## STATED EXERCISE
Write out the listing below line for line, keeping every word, number and symbol unchanged.

## DATA PROVIDED
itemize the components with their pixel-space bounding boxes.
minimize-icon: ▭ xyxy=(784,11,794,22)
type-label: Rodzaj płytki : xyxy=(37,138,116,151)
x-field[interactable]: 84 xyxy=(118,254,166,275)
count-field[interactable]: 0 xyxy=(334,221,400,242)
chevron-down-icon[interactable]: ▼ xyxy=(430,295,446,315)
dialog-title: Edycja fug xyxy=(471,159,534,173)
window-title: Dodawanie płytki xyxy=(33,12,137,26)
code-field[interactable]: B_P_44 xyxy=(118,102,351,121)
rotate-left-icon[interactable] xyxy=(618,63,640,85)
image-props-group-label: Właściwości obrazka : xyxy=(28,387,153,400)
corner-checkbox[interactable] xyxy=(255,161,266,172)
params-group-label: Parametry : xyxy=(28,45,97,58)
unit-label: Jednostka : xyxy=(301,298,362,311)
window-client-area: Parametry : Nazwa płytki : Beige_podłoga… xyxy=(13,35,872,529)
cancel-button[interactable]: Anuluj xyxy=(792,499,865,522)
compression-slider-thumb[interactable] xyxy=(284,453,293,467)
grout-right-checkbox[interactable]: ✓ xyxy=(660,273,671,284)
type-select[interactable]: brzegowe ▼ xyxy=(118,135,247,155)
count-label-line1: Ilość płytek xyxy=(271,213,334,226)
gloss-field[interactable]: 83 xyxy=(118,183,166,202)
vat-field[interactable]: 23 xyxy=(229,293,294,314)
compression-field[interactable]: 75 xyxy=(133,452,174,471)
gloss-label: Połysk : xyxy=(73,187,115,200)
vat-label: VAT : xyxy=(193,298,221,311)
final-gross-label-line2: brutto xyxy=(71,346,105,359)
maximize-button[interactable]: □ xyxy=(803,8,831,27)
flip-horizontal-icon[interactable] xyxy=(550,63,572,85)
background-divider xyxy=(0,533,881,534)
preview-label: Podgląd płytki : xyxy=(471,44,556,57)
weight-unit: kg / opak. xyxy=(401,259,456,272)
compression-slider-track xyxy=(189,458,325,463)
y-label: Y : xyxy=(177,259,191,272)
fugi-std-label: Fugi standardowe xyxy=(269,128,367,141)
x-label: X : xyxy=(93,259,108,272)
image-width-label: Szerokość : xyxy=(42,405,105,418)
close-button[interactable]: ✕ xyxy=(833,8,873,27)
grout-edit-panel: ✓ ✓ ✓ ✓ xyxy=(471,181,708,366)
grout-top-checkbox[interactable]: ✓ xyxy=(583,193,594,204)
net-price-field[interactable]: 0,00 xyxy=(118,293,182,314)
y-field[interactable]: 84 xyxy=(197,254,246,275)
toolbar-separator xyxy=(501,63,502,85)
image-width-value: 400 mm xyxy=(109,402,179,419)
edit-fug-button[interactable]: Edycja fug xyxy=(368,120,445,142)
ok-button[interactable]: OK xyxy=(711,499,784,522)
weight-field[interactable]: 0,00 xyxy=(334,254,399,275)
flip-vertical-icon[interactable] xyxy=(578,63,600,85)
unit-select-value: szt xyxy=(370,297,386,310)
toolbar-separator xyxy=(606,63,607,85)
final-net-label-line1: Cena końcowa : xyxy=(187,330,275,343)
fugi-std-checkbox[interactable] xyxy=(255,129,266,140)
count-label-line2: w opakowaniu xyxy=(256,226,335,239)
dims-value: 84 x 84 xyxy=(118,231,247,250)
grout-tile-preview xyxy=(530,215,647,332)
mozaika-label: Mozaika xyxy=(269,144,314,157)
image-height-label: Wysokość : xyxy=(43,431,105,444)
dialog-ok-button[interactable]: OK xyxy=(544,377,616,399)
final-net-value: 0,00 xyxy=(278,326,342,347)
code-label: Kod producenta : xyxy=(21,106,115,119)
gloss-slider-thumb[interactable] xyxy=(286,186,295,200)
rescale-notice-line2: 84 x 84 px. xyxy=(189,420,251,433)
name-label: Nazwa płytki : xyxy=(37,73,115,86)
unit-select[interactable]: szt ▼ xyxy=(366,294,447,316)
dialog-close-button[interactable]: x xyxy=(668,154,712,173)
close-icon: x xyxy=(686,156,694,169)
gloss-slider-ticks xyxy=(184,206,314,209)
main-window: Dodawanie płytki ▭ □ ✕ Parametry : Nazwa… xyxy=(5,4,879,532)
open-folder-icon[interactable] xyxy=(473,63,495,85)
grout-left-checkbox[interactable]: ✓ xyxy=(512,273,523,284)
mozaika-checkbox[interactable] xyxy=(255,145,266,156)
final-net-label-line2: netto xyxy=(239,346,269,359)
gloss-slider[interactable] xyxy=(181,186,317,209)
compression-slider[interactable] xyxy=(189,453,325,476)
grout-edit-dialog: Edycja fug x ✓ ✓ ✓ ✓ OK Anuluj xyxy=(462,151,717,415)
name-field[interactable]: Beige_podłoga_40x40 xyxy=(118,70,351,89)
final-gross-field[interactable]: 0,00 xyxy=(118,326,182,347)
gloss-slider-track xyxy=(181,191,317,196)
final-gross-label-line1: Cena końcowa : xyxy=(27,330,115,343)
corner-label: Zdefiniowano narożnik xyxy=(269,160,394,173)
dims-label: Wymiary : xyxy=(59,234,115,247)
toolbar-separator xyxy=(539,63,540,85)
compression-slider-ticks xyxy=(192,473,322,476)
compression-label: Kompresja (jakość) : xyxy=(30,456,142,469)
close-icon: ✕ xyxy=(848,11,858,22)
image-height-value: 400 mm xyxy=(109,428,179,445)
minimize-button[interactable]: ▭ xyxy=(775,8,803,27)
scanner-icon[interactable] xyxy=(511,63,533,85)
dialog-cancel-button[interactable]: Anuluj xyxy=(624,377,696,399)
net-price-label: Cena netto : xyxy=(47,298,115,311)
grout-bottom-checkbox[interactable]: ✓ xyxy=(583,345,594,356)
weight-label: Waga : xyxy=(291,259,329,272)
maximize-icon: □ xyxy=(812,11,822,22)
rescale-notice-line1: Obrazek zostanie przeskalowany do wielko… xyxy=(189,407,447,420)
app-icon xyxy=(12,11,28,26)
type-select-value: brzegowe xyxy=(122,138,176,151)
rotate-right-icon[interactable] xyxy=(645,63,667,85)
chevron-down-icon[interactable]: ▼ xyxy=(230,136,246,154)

## RESPONSE
itemize the components with their pixel-space bounding boxes.
minimize-icon: ▭ xyxy=(784,11,794,22)
type-label: Rodzaj płytki : xyxy=(37,138,116,151)
x-field[interactable]: 84 xyxy=(118,254,166,275)
count-field[interactable]: 0 xyxy=(334,221,400,242)
chevron-down-icon[interactable]: ▼ xyxy=(430,295,446,315)
dialog-title: Edycja fug xyxy=(471,159,534,173)
window-title: Dodawanie płytki xyxy=(33,12,137,26)
code-field[interactable]: B_P_44 xyxy=(118,102,351,121)
rotate-left-icon[interactable] xyxy=(618,63,640,85)
image-props-group-label: Właściwości obrazka : xyxy=(28,387,153,400)
corner-checkbox[interactable] xyxy=(255,161,266,172)
params-group-label: Parametry : xyxy=(28,45,97,58)
unit-label: Jednostka : xyxy=(301,298,362,311)
window-client-area: Parametry : Nazwa płytki : Beige_podłoga… xyxy=(13,35,872,529)
cancel-button[interactable]: Anuluj xyxy=(792,499,865,522)
compression-slider-thumb[interactable] xyxy=(284,453,293,467)
grout-right-checkbox[interactable]: ✓ xyxy=(660,273,671,284)
type-select[interactable]: brzegowe ▼ xyxy=(118,135,247,155)
count-label-line1: Ilość płytek xyxy=(271,213,334,226)
gloss-field[interactable]: 83 xyxy=(118,183,166,202)
vat-field[interactable]: 23 xyxy=(229,293,294,314)
compression-field[interactable]: 75 xyxy=(133,452,174,471)
gloss-label: Połysk : xyxy=(73,187,115,200)
vat-label: VAT : xyxy=(193,298,221,311)
final-gross-label-line2: brutto xyxy=(71,346,105,359)
maximize-button[interactable]: □ xyxy=(803,8,831,27)
flip-horizontal-icon[interactable] xyxy=(550,63,572,85)
background-divider xyxy=(0,533,881,534)
preview-label: Podgląd płytki : xyxy=(471,44,556,57)
weight-unit: kg / opak. xyxy=(401,259,456,272)
compression-slider-track xyxy=(189,458,325,463)
y-label: Y : xyxy=(177,259,191,272)
fugi-std-label: Fugi standardowe xyxy=(269,128,367,141)
x-label: X : xyxy=(93,259,108,272)
image-width-label: Szerokość : xyxy=(42,405,105,418)
close-button[interactable]: ✕ xyxy=(833,8,873,27)
grout-edit-panel: ✓ ✓ ✓ ✓ xyxy=(471,181,708,366)
grout-top-checkbox[interactable]: ✓ xyxy=(583,193,594,204)
net-price-field[interactable]: 0,00 xyxy=(118,293,182,314)
y-field[interactable]: 84 xyxy=(197,254,246,275)
toolbar-separator xyxy=(501,63,502,85)
image-width-value: 400 mm xyxy=(109,402,179,419)
edit-fug-button[interactable]: Edycja fug xyxy=(368,120,445,142)
ok-button[interactable]: OK xyxy=(711,499,784,522)
weight-field[interactable]: 0,00 xyxy=(334,254,399,275)
flip-vertical-icon[interactable] xyxy=(578,63,600,85)
unit-select-value: szt xyxy=(370,297,386,310)
toolbar-separator xyxy=(606,63,607,85)
final-net-label-line1: Cena końcowa : xyxy=(187,330,275,343)
fugi-std-checkbox[interactable] xyxy=(255,129,266,140)
count-label-line2: w opakowaniu xyxy=(256,226,335,239)
dims-value: 84 x 84 xyxy=(118,231,247,250)
grout-tile-preview xyxy=(530,215,647,332)
mozaika-label: Mozaika xyxy=(269,144,314,157)
image-height-label: Wysokość : xyxy=(43,431,105,444)
dialog-ok-button[interactable]: OK xyxy=(544,377,616,399)
final-net-value: 0,00 xyxy=(278,326,342,347)
code-label: Kod producenta : xyxy=(21,106,115,119)
gloss-slider-thumb[interactable] xyxy=(286,186,295,200)
rescale-notice-line2: 84 x 84 px. xyxy=(189,420,251,433)
name-label: Nazwa płytki : xyxy=(37,73,115,86)
unit-select[interactable]: szt ▼ xyxy=(366,294,447,316)
dialog-close-button[interactable]: x xyxy=(668,154,712,173)
close-icon: x xyxy=(686,156,694,169)
gloss-slider-ticks xyxy=(184,206,314,209)
main-window: Dodawanie płytki ▭ □ ✕ Parametry : Nazwa… xyxy=(5,4,879,532)
open-folder-icon[interactable] xyxy=(473,63,495,85)
grout-left-checkbox[interactable]: ✓ xyxy=(512,273,523,284)
mozaika-checkbox[interactable] xyxy=(255,145,266,156)
final-net-label-line2: netto xyxy=(239,346,269,359)
gloss-slider[interactable] xyxy=(181,186,317,209)
compression-slider[interactable] xyxy=(189,453,325,476)
grout-edit-dialog: Edycja fug x ✓ ✓ ✓ ✓ OK Anuluj xyxy=(462,151,717,415)
name-field[interactable]: Beige_podłoga_40x40 xyxy=(118,70,351,89)
final-gross-field[interactable]: 0,00 xyxy=(118,326,182,347)
gloss-slider-track xyxy=(181,191,317,196)
final-gross-label-line1: Cena końcowa : xyxy=(27,330,115,343)
corner-label: Zdefiniowano narożnik xyxy=(269,160,394,173)
dims-label: Wymiary : xyxy=(59,234,115,247)
toolbar-separator xyxy=(539,63,540,85)
compression-slider-ticks xyxy=(192,473,322,476)
compression-label: Kompresja (jakość) : xyxy=(30,456,142,469)
close-icon: ✕ xyxy=(848,11,858,22)
image-height-value: 400 mm xyxy=(109,428,179,445)
minimize-button[interactable]: ▭ xyxy=(775,8,803,27)
scanner-icon[interactable] xyxy=(511,63,533,85)
dialog-cancel-button[interactable]: Anuluj xyxy=(624,377,696,399)
net-price-label: Cena netto : xyxy=(47,298,115,311)
grout-bottom-checkbox[interactable]: ✓ xyxy=(583,345,594,356)
weight-label: Waga : xyxy=(291,259,329,272)
maximize-icon: □ xyxy=(812,11,822,22)
rescale-notice-line1: Obrazek zostanie przeskalowany do wielko… xyxy=(189,407,447,420)
app-icon xyxy=(12,11,28,26)
type-select-value: brzegowe xyxy=(122,138,176,151)
rotate-right-icon[interactable] xyxy=(645,63,667,85)
chevron-down-icon[interactable]: ▼ xyxy=(230,136,246,154)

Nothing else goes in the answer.